Task to carry out: Copy every line of the entries that includes the word "истиранию".

[Dataset excerpt]
-------

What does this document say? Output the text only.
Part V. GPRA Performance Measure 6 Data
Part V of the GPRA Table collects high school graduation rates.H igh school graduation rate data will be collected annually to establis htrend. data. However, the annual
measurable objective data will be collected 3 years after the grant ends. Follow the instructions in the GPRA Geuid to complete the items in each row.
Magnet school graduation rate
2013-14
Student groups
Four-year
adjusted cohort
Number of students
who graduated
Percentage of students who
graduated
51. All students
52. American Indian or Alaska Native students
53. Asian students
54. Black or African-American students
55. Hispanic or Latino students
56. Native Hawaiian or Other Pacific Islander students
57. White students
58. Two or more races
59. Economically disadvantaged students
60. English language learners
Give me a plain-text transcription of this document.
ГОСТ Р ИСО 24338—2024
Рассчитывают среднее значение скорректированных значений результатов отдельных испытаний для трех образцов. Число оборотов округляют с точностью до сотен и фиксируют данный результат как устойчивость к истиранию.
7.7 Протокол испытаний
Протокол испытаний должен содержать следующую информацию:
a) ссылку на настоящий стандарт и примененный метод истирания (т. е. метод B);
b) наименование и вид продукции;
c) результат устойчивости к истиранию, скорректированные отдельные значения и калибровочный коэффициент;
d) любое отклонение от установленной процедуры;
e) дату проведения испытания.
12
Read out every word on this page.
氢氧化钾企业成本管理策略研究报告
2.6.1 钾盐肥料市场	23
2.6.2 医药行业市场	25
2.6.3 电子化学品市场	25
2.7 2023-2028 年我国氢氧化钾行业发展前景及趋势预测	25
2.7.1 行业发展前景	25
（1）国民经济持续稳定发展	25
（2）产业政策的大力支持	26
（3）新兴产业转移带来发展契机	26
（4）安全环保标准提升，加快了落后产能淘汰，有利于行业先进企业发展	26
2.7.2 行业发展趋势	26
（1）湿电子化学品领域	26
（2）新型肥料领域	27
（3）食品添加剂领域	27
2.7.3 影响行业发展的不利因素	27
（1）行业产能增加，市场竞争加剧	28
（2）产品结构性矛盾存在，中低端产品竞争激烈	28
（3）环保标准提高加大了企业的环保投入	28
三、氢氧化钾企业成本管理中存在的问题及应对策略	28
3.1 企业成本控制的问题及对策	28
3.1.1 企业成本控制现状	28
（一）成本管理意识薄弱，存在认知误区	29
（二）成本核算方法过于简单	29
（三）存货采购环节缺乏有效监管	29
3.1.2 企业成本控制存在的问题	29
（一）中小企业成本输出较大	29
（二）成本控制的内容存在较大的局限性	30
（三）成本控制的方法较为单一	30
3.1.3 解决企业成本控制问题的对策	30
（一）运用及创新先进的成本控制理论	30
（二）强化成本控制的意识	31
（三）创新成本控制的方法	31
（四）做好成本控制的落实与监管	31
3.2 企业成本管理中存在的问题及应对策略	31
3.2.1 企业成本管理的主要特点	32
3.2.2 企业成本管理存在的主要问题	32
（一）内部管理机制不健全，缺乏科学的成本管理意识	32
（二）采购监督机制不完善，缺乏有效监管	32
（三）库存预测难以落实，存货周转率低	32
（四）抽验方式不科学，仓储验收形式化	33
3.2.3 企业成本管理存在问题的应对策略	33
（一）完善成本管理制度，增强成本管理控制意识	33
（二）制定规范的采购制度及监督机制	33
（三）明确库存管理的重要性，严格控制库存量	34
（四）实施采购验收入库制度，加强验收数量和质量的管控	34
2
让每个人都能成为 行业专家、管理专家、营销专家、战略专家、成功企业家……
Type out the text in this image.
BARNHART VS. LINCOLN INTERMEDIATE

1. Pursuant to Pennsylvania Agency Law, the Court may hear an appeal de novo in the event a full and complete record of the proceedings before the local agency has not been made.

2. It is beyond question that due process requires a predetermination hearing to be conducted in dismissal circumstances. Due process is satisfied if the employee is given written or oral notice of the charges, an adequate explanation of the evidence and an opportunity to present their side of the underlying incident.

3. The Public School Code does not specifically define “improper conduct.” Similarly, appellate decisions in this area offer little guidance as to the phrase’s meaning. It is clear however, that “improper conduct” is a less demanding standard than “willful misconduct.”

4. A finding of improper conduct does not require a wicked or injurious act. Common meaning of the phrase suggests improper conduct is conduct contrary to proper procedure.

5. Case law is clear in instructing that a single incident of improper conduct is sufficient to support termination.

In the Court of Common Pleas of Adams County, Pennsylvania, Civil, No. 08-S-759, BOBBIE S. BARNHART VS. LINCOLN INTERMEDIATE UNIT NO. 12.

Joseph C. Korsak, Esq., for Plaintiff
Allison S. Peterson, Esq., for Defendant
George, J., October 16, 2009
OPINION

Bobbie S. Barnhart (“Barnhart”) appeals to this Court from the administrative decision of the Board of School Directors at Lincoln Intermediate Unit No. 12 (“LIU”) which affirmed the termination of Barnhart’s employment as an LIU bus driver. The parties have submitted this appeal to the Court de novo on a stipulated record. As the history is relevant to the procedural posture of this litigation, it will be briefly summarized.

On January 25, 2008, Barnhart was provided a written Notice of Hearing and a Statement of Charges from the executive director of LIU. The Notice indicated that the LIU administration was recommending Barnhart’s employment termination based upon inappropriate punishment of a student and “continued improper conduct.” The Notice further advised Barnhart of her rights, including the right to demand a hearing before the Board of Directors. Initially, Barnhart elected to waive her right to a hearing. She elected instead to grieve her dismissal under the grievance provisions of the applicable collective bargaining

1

-------

Result below:
Рассчитывают среднее значение скорректированных значений результатов отдельных испытаний для трех образцов. Число оборотов округляют с точностью до сотен и фиксируют данный результат как устойчивость к истиранию.
c) результат устойчивости к истиранию, скорректированные отдельные значения и калибровочный коэффициент;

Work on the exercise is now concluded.